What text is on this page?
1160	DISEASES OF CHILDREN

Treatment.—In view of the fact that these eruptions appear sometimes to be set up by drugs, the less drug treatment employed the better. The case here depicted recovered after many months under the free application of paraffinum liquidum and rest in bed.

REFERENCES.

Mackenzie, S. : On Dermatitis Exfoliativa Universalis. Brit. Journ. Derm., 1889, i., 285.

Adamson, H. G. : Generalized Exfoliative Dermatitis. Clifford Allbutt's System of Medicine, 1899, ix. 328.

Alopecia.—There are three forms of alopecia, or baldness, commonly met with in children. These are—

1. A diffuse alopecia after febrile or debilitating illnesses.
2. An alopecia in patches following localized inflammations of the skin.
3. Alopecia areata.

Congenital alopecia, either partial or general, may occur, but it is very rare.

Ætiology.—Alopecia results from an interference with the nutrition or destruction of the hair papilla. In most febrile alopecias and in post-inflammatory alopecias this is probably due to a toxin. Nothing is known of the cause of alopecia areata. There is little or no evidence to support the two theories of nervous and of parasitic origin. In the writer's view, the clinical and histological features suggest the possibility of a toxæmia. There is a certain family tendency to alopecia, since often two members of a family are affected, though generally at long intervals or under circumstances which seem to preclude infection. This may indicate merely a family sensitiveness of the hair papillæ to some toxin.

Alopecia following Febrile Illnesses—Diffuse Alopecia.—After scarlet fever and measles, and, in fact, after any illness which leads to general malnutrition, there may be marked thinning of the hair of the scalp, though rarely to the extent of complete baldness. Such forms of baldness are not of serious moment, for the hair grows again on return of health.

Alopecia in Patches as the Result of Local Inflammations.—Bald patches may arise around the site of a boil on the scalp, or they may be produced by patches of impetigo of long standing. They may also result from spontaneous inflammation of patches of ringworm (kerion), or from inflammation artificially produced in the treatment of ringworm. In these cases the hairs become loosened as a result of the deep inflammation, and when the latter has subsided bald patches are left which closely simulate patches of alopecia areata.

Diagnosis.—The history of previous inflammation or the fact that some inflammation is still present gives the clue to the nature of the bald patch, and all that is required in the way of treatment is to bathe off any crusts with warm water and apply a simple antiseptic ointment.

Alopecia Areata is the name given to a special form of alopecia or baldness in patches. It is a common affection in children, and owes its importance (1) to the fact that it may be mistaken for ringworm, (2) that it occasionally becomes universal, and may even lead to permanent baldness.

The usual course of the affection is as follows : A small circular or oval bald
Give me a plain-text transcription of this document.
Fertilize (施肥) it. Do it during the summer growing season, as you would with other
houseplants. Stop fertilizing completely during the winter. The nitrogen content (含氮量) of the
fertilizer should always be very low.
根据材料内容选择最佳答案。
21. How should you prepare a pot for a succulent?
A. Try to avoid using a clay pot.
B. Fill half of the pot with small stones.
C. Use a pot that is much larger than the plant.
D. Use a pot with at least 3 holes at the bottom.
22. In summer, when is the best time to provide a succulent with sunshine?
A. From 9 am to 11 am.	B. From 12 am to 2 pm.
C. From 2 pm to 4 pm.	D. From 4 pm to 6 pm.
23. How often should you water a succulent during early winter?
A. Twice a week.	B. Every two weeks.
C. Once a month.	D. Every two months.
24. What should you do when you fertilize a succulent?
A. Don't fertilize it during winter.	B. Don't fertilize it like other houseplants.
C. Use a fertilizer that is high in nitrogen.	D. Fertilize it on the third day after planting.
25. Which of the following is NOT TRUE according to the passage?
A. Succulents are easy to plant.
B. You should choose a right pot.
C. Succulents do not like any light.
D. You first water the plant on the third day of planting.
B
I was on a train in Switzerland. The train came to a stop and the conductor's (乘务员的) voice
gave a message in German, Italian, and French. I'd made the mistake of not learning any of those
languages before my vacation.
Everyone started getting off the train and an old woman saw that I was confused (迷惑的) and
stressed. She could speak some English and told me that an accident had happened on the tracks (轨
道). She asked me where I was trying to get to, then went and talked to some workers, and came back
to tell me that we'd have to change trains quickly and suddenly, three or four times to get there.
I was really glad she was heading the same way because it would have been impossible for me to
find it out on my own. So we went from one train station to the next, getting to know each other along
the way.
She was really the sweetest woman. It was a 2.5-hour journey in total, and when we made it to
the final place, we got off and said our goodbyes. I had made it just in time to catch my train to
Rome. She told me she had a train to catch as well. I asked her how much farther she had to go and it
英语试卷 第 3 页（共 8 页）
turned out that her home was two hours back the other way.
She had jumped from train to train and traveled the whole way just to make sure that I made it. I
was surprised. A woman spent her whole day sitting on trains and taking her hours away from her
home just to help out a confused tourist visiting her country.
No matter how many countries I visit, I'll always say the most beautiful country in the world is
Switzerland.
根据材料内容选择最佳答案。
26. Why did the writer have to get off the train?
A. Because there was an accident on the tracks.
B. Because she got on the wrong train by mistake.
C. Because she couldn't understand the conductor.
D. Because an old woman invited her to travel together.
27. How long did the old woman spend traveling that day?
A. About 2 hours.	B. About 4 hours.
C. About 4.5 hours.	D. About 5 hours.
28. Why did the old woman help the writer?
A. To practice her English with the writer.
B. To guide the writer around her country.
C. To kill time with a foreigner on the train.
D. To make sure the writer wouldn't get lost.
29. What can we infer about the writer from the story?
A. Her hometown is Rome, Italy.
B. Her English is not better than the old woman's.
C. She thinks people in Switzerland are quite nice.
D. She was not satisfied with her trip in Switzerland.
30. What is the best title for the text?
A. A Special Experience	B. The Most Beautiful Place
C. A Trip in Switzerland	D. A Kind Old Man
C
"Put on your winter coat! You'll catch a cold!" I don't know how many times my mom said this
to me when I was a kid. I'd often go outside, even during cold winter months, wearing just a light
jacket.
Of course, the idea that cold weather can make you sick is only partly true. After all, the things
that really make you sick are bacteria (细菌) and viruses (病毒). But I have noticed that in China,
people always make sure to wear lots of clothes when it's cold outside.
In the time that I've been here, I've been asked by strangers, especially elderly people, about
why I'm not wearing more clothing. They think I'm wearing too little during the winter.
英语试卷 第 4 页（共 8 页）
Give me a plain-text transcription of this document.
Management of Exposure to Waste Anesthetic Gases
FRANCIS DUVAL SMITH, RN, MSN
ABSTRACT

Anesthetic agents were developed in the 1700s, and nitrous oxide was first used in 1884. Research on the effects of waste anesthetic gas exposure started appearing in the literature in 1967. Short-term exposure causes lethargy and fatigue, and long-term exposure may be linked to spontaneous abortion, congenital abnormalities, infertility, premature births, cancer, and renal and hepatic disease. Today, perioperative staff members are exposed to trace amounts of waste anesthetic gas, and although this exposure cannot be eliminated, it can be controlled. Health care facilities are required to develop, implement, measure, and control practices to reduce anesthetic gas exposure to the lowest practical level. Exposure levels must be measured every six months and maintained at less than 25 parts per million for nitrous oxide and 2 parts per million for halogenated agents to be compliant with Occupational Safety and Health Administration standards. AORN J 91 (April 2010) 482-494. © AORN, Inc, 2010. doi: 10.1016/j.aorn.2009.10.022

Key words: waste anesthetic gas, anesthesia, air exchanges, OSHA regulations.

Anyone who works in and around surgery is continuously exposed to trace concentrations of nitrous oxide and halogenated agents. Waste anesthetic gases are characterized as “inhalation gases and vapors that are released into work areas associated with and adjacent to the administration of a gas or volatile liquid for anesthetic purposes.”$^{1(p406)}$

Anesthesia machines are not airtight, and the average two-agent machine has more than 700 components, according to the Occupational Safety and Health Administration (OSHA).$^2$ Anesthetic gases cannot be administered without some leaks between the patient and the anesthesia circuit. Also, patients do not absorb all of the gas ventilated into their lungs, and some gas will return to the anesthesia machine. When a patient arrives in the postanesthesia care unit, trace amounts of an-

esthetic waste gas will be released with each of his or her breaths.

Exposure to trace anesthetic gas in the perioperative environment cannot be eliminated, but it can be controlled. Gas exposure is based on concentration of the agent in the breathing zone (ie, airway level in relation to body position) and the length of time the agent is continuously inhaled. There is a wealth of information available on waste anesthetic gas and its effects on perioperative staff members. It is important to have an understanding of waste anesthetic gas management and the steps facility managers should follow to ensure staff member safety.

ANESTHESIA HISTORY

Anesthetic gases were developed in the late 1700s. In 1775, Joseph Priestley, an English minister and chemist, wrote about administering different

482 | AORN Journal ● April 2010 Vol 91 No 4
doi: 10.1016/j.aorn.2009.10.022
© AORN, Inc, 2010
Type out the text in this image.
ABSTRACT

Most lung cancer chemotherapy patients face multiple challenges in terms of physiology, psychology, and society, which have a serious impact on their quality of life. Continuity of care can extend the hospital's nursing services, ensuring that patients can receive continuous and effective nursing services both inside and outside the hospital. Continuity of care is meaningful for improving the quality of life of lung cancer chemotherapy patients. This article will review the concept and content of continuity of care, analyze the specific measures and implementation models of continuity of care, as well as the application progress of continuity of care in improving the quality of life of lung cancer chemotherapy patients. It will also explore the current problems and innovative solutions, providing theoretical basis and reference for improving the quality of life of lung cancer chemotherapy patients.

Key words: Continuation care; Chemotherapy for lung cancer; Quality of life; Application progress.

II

========================================

▶ [What is expected]
Transcribe nothing except the lines from the one with "Type out the text in this image." through the end of the data above, each exactly as it appears.

▶ [Output of the exercise]
Type out the text in this image.
ABSTRACT

Most lung cancer chemotherapy patients face multiple challenges in terms of physiology, psychology, and society, which have a serious impact on their quality of life. Continuity of care can extend the hospital's nursing services, ensuring that patients can receive continuous and effective nursing services both inside and outside the hospital. Continuity of care is meaningful for improving the quality of life of lung cancer chemotherapy patients. This article will review the concept and content of continuity of care, analyze the specific measures and implementation models of continuity of care, as well as the application progress of continuity of care in improving the quality of life of lung cancer chemotherapy patients. It will also explore the current problems and innovative solutions, providing theoretical basis and reference for improving the quality of life of lung cancer chemotherapy patients.

Key words: Continuation care; Chemotherapy for lung cancer; Quality of life; Application progress.

II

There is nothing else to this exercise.